Copy out every record below with complete accuracy.

** START **

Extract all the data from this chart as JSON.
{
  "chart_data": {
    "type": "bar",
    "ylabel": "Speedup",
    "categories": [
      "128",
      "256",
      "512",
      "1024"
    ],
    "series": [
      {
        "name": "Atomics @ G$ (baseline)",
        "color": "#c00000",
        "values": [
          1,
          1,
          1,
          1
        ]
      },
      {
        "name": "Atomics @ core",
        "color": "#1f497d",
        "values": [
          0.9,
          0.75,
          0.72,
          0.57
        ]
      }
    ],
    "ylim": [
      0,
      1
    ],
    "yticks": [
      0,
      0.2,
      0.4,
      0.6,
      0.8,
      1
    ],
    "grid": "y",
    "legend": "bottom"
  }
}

** END **

▸ Response
Extract all the data from this chart as JSON.
{
  "chart_data": {
    "type": "bar",
    "ylabel": "Speedup",
    "categories": [
      "128",
      "256",
      "512",
      "1024"
    ],
    "series": [
      {
        "name": "Atomics @ G$ (baseline)",
        "color": "#c00000",
        "values": [
          1,
          1,
          1,
          1
        ]
      },
      {
        "name": "Atomics @ core",
        "color": "#1f497d",
        "values": [
          0.9,
          0.75,
          0.72,
          0.57
        ]
      }
    ],
    "ylim": [
      0,
      1
    ],
    "yticks": [
      0,
      0.2,
      0.4,
      0.6,
      0.8,
      1
    ],
    "grid": "y",
    "legend": "bottom"
  }
}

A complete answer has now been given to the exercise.